Leave out the pictures; transcribe all else exactly.

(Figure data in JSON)
★ ★ ★ ★ ★ ★ ★

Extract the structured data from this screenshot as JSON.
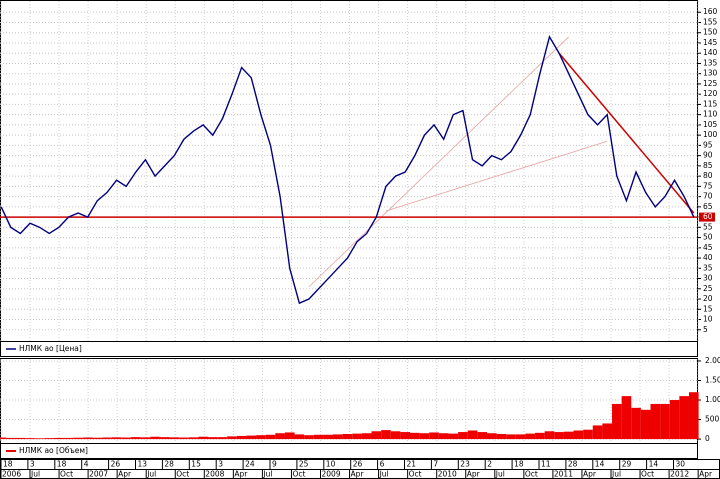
{
  "chart_data": [
    {
      "type": "line",
      "x": [
        "2006-04",
        "2006-05",
        "2006-06",
        "2006-07",
        "2006-08",
        "2006-09",
        "2006-10",
        "2006-11",
        "2006-12",
        "2007-01",
        "2007-02",
        "2007-03",
        "2007-04",
        "2007-05",
        "2007-06",
        "2007-07",
        "2007-08",
        "2007-09",
        "2007-10",
        "2007-11",
        "2007-12",
        "2008-01",
        "2008-02",
        "2008-03",
        "2008-04",
        "2008-05",
        "2008-06",
        "2008-07",
        "2008-08",
        "2008-09",
        "2008-10",
        "2008-11",
        "2008-12",
        "2009-01",
        "2009-02",
        "2009-03",
        "2009-04",
        "2009-05",
        "2009-06",
        "2009-07",
        "2009-08",
        "2009-09",
        "2009-10",
        "2009-11",
        "2009-12",
        "2010-01",
        "2010-02",
        "2010-03",
        "2010-04",
        "2010-05",
        "2010-06",
        "2010-07",
        "2010-08",
        "2010-09",
        "2010-10",
        "2010-11",
        "2010-12",
        "2011-01",
        "2011-02",
        "2011-03",
        "2011-04",
        "2011-05",
        "2011-06",
        "2011-07",
        "2011-08",
        "2011-09",
        "2011-10",
        "2011-11",
        "2011-12",
        "2012-01",
        "2012-02",
        "2012-03",
        "2012-04"
      ],
      "series": [
        {
          "name": "НЛМК ао [Цена]",
          "color": "#000080",
          "values": [
            65,
            55,
            52,
            57,
            55,
            52,
            55,
            60,
            62,
            60,
            68,
            72,
            78,
            75,
            82,
            88,
            80,
            85,
            90,
            98,
            102,
            105,
            100,
            108,
            120,
            133,
            128,
            110,
            95,
            70,
            35,
            18,
            20,
            25,
            30,
            35,
            40,
            48,
            52,
            60,
            75,
            80,
            82,
            90,
            100,
            105,
            98,
            110,
            112,
            88,
            85,
            90,
            88,
            92,
            100,
            110,
            130,
            148,
            140,
            130,
            120,
            110,
            105,
            110,
            80,
            68,
            82,
            72,
            65,
            70,
            78,
            70,
            60
          ]
        }
      ],
      "ylim": [
        0,
        165
      ],
      "yticks": [
        5,
        10,
        15,
        20,
        25,
        30,
        35,
        40,
        45,
        50,
        55,
        60,
        65,
        70,
        75,
        80,
        85,
        90,
        95,
        100,
        105,
        110,
        115,
        120,
        125,
        130,
        135,
        140,
        145,
        150,
        155,
        160
      ],
      "grid": true,
      "hline": {
        "value": 60,
        "label": "60",
        "color": "#cc0000"
      },
      "trendlines": [
        {
          "x": [
            "2011-02",
            "2012-04"
          ],
          "y": [
            140,
            62
          ],
          "color": "#cc0000"
        },
        {
          "x": [
            "2008-12",
            "2011-03"
          ],
          "y": [
            26,
            148
          ],
          "color": "#e8a0a0"
        },
        {
          "x": [
            "2009-08",
            "2011-07"
          ],
          "y": [
            63,
            97
          ],
          "color": "#e8a0a0"
        }
      ]
    },
    {
      "type": "bar",
      "series": [
        {
          "name": "НЛМК ао [Объем]",
          "color": "#ee0000",
          "values": [
            40,
            30,
            30,
            25,
            20,
            25,
            30,
            30,
            35,
            40,
            35,
            40,
            45,
            40,
            50,
            45,
            60,
            50,
            45,
            40,
            45,
            60,
            50,
            50,
            70,
            80,
            90,
            100,
            110,
            150,
            170,
            120,
            100,
            110,
            110,
            120,
            130,
            140,
            150,
            200,
            230,
            200,
            180,
            160,
            150,
            170,
            150,
            140,
            180,
            220,
            180,
            150,
            130,
            120,
            120,
            140,
            160,
            200,
            180,
            190,
            220,
            240,
            350,
            400,
            900,
            1100,
            800,
            750,
            900,
            900,
            1000,
            1100,
            1200
          ]
        }
      ],
      "ylim": [
        -100,
        2050
      ],
      "yticks": [
        0,
        500,
        {
          "value": 1000,
          "label": "1.00"
        },
        {
          "value": 1500,
          "label": "1.50"
        },
        {
          "value": 2000,
          "label": "2.00"
        }
      ],
      "xtick_days": [
        "18",
        "3",
        "18",
        "4",
        "26",
        "13",
        "28",
        "15",
        "3",
        "24",
        "9",
        "25",
        "10",
        "26",
        "6",
        "21",
        "7",
        "23",
        "2",
        "18",
        "11",
        "28",
        "14",
        "29",
        "14",
        "30"
      ],
      "xtick_periods": [
        "2006",
        "Jul",
        "Oct",
        "2007",
        "Apr",
        "Jul",
        "Oct",
        "2008",
        "Apr",
        "Jul",
        "Oct",
        "2009",
        "Apr",
        "Jul",
        "Oct",
        "2010",
        "Apr",
        "Jul",
        "Oct",
        "2011",
        "Apr",
        "Jul",
        "Oct",
        "2012",
        "Apr"
      ]
    }
  ]
}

★ ★ ★ ★ ★ ★ ★

--- Complete output ---
Extract the structured data from this screenshot as JSON.
{
  "chart_data": [
    {
      "type": "line",
      "x": [
        "2006-04",
        "2006-05",
        "2006-06",
        "2006-07",
        "2006-08",
        "2006-09",
        "2006-10",
        "2006-11",
        "2006-12",
        "2007-01",
        "2007-02",
        "2007-03",
        "2007-04",
        "2007-05",
        "2007-06",
        "2007-07",
        "2007-08",
        "2007-09",
        "2007-10",
        "2007-11",
        "2007-12",
        "2008-01",
        "2008-02",
        "2008-03",
        "2008-04",
        "2008-05",
        "2008-06",
        "2008-07",
        "2008-08",
        "2008-09",
        "2008-10",
        "2008-11",
        "2008-12",
        "2009-01",
        "2009-02",
        "2009-03",
        "2009-04",
        "2009-05",
        "2009-06",
        "2009-07",
        "2009-08",
        "2009-09",
        "2009-10",
        "2009-11",
        "2009-12",
        "2010-01",
        "2010-02",
        "2010-03",
        "2010-04",
        "2010-05",
        "2010-06",
        "2010-07",
        "2010-08",
        "2010-09",
        "2010-10",
        "2010-11",
        "2010-12",
        "2011-01",
        "2011-02",
        "2011-03",
        "2011-04",
        "2011-05",
        "2011-06",
        "2011-07",
        "2011-08",
        "2011-09",
        "2011-10",
        "2011-11",
        "2011-12",
        "2012-01",
        "2012-02",
        "2012-03",
        "2012-04"
      ],
      "series": [
        {
          "name": "НЛМК ао [Цена]",
          "color": "#000080",
          "values": [
            65,
            55,
            52,
            57,
            55,
            52,
            55,
            60,
            62,
            60,
            68,
            72,
            78,
            75,
            82,
            88,
            80,
            85,
            90,
            98,
            102,
            105,
            100,
            108,
            120,
            133,
            128,
            110,
            95,
            70,
            35,
            18,
            20,
            25,
            30,
            35,
            40,
            48,
            52,
            60,
            75,
            80,
            82,
            90,
            100,
            105,
            98,
            110,
            112,
            88,
            85,
            90,
            88,
            92,
            100,
            110,
            130,
            148,
            140,
            130,
            120,
            110,
            105,
            110,
            80,
            68,
            82,
            72,
            65,
            70,
            78,
            70,
            60
          ]
        }
      ],
      "ylim": [
        0,
        165
      ],
      "yticks": [
        5,
        10,
        15,
        20,
        25,
        30,
        35,
        40,
        45,
        50,
        55,
        60,
        65,
        70,
        75,
        80,
        85,
        90,
        95,
        100,
        105,
        110,
        115,
        120,
        125,
        130,
        135,
        140,
        145,
        150,
        155,
        160
      ],
      "grid": true,
      "hline": {
        "value": 60,
        "label": "60",
        "color": "#cc0000"
      },
      "trendlines": [
        {
          "x": [
            "2011-02",
            "2012-04"
          ],
          "y": [
            140,
            62
          ],
          "color": "#cc0000"
        },
        {
          "x": [
            "2008-12",
            "2011-03"
          ],
          "y": [
            26,
            148
          ],
          "color": "#e8a0a0"
        },
        {
          "x": [
            "2009-08",
            "2011-07"
          ],
          "y": [
            63,
            97
          ],
          "color": "#e8a0a0"
        }
      ]
    },
    {
      "type": "bar",
      "series": [
        {
          "name": "НЛМК ао [Объем]",
          "color": "#ee0000",
          "values": [
            40,
            30,
            30,
            25,
            20,
            25,
            30,
            30,
            35,
            40,
            35,
            40,
            45,
            40,
            50,
            45,
            60,
            50,
            45,
            40,
            45,
            60,
            50,
            50,
            70,
            80,
            90,
            100,
            110,
            150,
            170,
            120,
            100,
            110,
            110,
            120,
            130,
            140,
            150,
            200,
            230,
            200,
            180,
            160,
            150,
            170,
            150,
            140,
            180,
            220,
            180,
            150,
            130,
            120,
            120,
            140,
            160,
            200,
            180,
            190,
            220,
            240,
            350,
            400,
            900,
            1100,
            800,
            750,
            900,
            900,
            1000,
            1100,
            1200
          ]
        }
      ],
      "ylim": [
        -100,
        2050
      ],
      "yticks": [
        0,
        500,
        {
          "value": 1000,
          "label": "1.00"
        },
        {
          "value": 1500,
          "label": "1.50"
        },
        {
          "value": 2000,
          "label": "2.00"
        }
      ],
      "xtick_days": [
        "18",
        "3",
        "18",
        "4",
        "26",
        "13",
        "28",
        "15",
        "3",
        "24",
        "9",
        "25",
        "10",
        "26",
        "6",
        "21",
        "7",
        "23",
        "2",
        "18",
        "11",
        "28",
        "14",
        "29",
        "14",
        "30"
      ],
      "xtick_periods": [
        "2006",
        "Jul",
        "Oct",
        "2007",
        "Apr",
        "Jul",
        "Oct",
        "2008",
        "Apr",
        "Jul",
        "Oct",
        "2009",
        "Apr",
        "Jul",
        "Oct",
        "2010",
        "Apr",
        "Jul",
        "Oct",
        "2011",
        "Apr",
        "Jul",
        "Oct",
        "2012",
        "Apr"
      ]
    }
  ]
}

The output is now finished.